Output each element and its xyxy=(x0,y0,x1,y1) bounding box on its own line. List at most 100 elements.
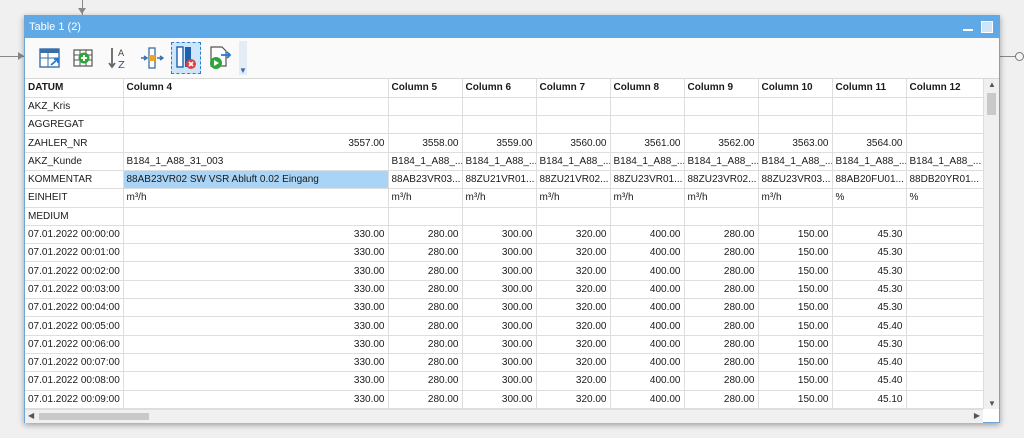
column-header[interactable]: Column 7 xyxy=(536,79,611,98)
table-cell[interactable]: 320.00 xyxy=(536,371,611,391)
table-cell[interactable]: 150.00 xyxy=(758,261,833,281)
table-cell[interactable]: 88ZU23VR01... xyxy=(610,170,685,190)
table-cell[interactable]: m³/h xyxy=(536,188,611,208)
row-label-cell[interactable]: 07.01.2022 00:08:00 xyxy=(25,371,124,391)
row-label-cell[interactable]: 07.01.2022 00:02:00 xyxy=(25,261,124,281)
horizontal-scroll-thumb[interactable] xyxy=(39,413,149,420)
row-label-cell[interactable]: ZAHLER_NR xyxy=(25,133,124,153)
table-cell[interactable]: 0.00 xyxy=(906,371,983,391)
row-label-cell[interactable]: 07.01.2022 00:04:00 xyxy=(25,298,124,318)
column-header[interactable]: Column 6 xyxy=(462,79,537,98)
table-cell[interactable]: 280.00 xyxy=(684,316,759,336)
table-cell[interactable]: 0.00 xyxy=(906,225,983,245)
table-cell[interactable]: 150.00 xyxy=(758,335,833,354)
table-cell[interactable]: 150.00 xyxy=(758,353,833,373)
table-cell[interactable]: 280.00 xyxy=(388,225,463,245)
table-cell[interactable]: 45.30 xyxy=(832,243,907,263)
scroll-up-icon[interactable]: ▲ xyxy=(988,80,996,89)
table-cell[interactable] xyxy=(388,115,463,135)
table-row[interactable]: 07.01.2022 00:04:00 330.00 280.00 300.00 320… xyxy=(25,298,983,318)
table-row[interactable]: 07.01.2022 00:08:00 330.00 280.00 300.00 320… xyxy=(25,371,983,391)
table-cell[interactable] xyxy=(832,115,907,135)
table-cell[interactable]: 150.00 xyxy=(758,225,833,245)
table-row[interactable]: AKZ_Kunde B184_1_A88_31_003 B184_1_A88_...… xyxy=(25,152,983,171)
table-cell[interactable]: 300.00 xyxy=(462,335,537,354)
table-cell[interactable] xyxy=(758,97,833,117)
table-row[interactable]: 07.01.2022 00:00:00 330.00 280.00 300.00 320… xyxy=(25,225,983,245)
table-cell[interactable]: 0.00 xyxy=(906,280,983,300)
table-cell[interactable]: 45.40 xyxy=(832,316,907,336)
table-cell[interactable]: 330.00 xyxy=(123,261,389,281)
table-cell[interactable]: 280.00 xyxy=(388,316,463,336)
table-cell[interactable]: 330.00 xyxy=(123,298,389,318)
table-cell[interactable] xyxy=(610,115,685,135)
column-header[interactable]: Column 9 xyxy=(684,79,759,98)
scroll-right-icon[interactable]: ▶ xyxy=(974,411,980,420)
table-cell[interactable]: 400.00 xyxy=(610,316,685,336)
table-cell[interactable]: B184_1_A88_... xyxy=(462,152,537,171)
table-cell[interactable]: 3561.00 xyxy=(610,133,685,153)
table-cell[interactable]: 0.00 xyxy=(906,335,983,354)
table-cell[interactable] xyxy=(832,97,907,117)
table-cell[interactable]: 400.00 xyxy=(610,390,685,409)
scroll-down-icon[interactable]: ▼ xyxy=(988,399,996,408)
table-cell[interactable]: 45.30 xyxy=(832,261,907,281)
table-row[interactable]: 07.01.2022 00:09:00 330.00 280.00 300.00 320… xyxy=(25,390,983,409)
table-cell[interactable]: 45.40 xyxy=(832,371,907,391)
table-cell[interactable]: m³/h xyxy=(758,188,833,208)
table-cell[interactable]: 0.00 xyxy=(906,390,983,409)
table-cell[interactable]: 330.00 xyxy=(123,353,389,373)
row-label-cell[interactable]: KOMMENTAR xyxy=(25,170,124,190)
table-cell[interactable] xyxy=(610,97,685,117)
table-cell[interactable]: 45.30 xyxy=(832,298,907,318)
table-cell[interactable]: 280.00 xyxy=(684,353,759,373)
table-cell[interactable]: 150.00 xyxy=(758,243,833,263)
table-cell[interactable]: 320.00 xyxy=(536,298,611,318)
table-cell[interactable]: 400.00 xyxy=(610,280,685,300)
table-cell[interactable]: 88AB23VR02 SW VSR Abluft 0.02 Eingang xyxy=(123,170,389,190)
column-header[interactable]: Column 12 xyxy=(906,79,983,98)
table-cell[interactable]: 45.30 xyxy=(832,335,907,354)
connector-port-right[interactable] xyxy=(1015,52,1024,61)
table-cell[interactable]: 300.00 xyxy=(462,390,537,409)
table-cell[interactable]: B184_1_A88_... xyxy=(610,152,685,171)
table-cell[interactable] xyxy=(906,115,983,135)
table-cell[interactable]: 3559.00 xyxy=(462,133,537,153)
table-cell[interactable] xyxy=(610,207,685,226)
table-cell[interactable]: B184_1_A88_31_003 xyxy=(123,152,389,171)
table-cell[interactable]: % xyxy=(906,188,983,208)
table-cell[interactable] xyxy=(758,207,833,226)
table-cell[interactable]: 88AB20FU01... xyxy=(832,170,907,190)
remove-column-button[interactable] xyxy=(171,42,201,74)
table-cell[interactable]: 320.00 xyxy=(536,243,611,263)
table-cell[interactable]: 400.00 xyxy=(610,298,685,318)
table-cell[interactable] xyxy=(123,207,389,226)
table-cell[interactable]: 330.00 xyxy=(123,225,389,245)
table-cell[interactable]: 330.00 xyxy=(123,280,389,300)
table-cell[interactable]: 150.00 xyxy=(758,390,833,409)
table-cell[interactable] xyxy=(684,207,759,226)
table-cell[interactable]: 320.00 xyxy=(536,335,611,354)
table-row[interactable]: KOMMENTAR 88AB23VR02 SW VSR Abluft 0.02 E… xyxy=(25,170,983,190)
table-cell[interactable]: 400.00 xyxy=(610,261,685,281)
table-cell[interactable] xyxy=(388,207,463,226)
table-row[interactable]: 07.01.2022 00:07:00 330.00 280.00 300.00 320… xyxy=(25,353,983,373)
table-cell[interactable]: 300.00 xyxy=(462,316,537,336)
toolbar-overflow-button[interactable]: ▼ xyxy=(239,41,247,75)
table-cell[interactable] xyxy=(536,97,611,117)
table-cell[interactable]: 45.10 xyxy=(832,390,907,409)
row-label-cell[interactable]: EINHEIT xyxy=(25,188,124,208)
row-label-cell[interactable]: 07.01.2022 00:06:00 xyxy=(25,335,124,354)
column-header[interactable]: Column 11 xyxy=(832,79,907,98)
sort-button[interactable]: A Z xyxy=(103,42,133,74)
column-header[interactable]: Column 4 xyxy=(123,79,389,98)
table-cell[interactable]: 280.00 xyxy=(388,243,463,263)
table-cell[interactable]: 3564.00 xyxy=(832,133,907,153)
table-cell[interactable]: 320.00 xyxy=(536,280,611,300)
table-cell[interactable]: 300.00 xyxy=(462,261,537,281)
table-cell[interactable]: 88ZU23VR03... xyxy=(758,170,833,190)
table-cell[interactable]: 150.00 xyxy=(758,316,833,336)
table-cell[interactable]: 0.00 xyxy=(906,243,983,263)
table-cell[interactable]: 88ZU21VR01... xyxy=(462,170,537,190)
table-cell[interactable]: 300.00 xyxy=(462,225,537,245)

Objective:
Please swap every "row-label-cell" in the listing above for "row-header-cell" and write the listing out again with nothing else changed. Leave the picture out.

Exercise result:
Output each element and its xyxy=(x0,y0,x1,y1) bounding box on its own line. List at most 100 elements.
column-header[interactable]: Column 7 xyxy=(536,79,611,98)
table-cell[interactable]: 320.00 xyxy=(536,371,611,391)
table-cell[interactable]: 150.00 xyxy=(758,261,833,281)
table-cell[interactable]: 88ZU23VR01... xyxy=(610,170,685,190)
table-cell[interactable]: m³/h xyxy=(536,188,611,208)
row-header-cell[interactable]: 07.01.2022 00:08:00 xyxy=(25,371,124,391)
row-header-cell[interactable]: 07.01.2022 00:02:00 xyxy=(25,261,124,281)
horizontal-scroll-thumb[interactable] xyxy=(39,413,149,420)
row-header-cell[interactable]: ZAHLER_NR xyxy=(25,133,124,153)
table-cell[interactable]: 0.00 xyxy=(906,371,983,391)
row-header-cell[interactable]: 07.01.2022 00:04:00 xyxy=(25,298,124,318)
column-header[interactable]: Column 6 xyxy=(462,79,537,98)
table-cell[interactable]: 280.00 xyxy=(684,316,759,336)
table-cell[interactable]: 0.00 xyxy=(906,225,983,245)
table-cell[interactable]: 150.00 xyxy=(758,335,833,354)
table-cell[interactable]: 150.00 xyxy=(758,353,833,373)
table-cell[interactable]: 280.00 xyxy=(388,225,463,245)
table-cell[interactable]: 45.30 xyxy=(832,243,907,263)
scroll-up-icon[interactable]: ▲ xyxy=(988,80,996,89)
table-cell[interactable] xyxy=(388,115,463,135)
table-row[interactable]: 07.01.2022 00:04:00 330.00 280.00 300.00 320… xyxy=(25,298,983,318)
table-row[interactable]: 07.01.2022 00:08:00 330.00 280.00 300.00 320… xyxy=(25,371,983,391)
table-cell[interactable] xyxy=(832,115,907,135)
table-cell[interactable]: 150.00 xyxy=(758,225,833,245)
table-row[interactable]: AKZ_Kunde B184_1_A88_31_003 B184_1_A88_...… xyxy=(25,152,983,171)
table-cell[interactable]: 300.00 xyxy=(462,335,537,354)
table-cell[interactable] xyxy=(758,97,833,117)
table-row[interactable]: 07.01.2022 00:00:00 330.00 280.00 300.00 320… xyxy=(25,225,983,245)
table-cell[interactable]: 0.00 xyxy=(906,280,983,300)
table-cell[interactable]: 45.40 xyxy=(832,316,907,336)
table-cell[interactable]: 330.00 xyxy=(123,261,389,281)
table-cell[interactable]: 280.00 xyxy=(388,316,463,336)
table-cell[interactable]: 330.00 xyxy=(123,298,389,318)
table-cell[interactable] xyxy=(610,115,685,135)
column-header[interactable]: Column 9 xyxy=(684,79,759,98)
scroll-right-icon[interactable]: ▶ xyxy=(974,411,980,420)
table-cell[interactable]: 400.00 xyxy=(610,316,685,336)
table-cell[interactable]: B184_1_A88_... xyxy=(462,152,537,171)
table-cell[interactable]: 3561.00 xyxy=(610,133,685,153)
table-cell[interactable]: 0.00 xyxy=(906,335,983,354)
table-cell[interactable] xyxy=(832,97,907,117)
table-cell[interactable]: 400.00 xyxy=(610,390,685,409)
scroll-down-icon[interactable]: ▼ xyxy=(988,399,996,408)
table-cell[interactable]: 45.30 xyxy=(832,261,907,281)
table-row[interactable]: 07.01.2022 00:09:00 330.00 280.00 300.00 320… xyxy=(25,390,983,409)
table-cell[interactable]: 45.40 xyxy=(832,371,907,391)
table-cell[interactable]: m³/h xyxy=(758,188,833,208)
table-cell[interactable]: 0.00 xyxy=(906,390,983,409)
table-cell[interactable]: 330.00 xyxy=(123,353,389,373)
row-header-cell[interactable]: KOMMENTAR xyxy=(25,170,124,190)
table-cell[interactable] xyxy=(610,97,685,117)
table-cell[interactable]: 45.30 xyxy=(832,298,907,318)
table-cell[interactable]: 280.00 xyxy=(684,353,759,373)
table-cell[interactable]: 150.00 xyxy=(758,243,833,263)
table-cell[interactable]: 320.00 xyxy=(536,298,611,318)
table-cell[interactable]: 400.00 xyxy=(610,280,685,300)
table-cell[interactable]: 88AB23VR02 SW VSR Abluft 0.02 Eingang xyxy=(123,170,389,190)
column-header[interactable]: Column 12 xyxy=(906,79,983,98)
table-cell[interactable]: 45.30 xyxy=(832,335,907,354)
connector-port-right[interactable] xyxy=(1015,52,1024,61)
table-cell[interactable]: 300.00 xyxy=(462,390,537,409)
table-cell[interactable]: B184_1_A88_... xyxy=(610,152,685,171)
table-cell[interactable] xyxy=(906,115,983,135)
table-cell[interactable]: 3559.00 xyxy=(462,133,537,153)
table-cell[interactable] xyxy=(610,207,685,226)
table-cell[interactable]: B184_1_A88_31_003 xyxy=(123,152,389,171)
table-cell[interactable]: % xyxy=(906,188,983,208)
table-cell[interactable] xyxy=(758,207,833,226)
table-cell[interactable]: 88AB20FU01... xyxy=(832,170,907,190)
remove-column-button[interactable] xyxy=(171,42,201,74)
table-cell[interactable]: 320.00 xyxy=(536,243,611,263)
table-cell[interactable]: 400.00 xyxy=(610,298,685,318)
table-cell[interactable] xyxy=(123,207,389,226)
table-cell[interactable]: 330.00 xyxy=(123,225,389,245)
table-cell[interactable]: 330.00 xyxy=(123,280,389,300)
table-cell[interactable]: 150.00 xyxy=(758,390,833,409)
table-cell[interactable] xyxy=(684,207,759,226)
table-cell[interactable]: 320.00 xyxy=(536,335,611,354)
table-row[interactable]: KOMMENTAR 88AB23VR02 SW VSR Abluft 0.02 E… xyxy=(25,170,983,190)
table-cell[interactable]: 400.00 xyxy=(610,261,685,281)
table-cell[interactable] xyxy=(388,207,463,226)
table-row[interactable]: 07.01.2022 00:07:00 330.00 280.00 300.00 320… xyxy=(25,353,983,373)
table-cell[interactable]: 300.00 xyxy=(462,316,537,336)
toolbar-overflow-button[interactable]: ▼ xyxy=(239,41,247,75)
table-cell[interactable] xyxy=(536,97,611,117)
table-cell[interactable]: 45.10 xyxy=(832,390,907,409)
row-header-cell[interactable]: EINHEIT xyxy=(25,188,124,208)
row-header-cell[interactable]: 07.01.2022 00:06:00 xyxy=(25,335,124,354)
column-header[interactable]: Column 11 xyxy=(832,79,907,98)
sort-button[interactable]: A Z xyxy=(103,42,133,74)
column-header[interactable]: Column 4 xyxy=(123,79,389,98)
table-cell[interactable]: 280.00 xyxy=(388,243,463,263)
table-cell[interactable]: 3564.00 xyxy=(832,133,907,153)
table-cell[interactable]: 320.00 xyxy=(536,280,611,300)
table-cell[interactable]: 300.00 xyxy=(462,261,537,281)
table-cell[interactable]: 88ZU23VR03... xyxy=(758,170,833,190)
table-cell[interactable]: 150.00 xyxy=(758,316,833,336)
table-cell[interactable]: 0.00 xyxy=(906,243,983,263)
table-cell[interactable]: 88ZU21VR01... xyxy=(462,170,537,190)
table-cell[interactable]: 300.00 xyxy=(462,225,537,245)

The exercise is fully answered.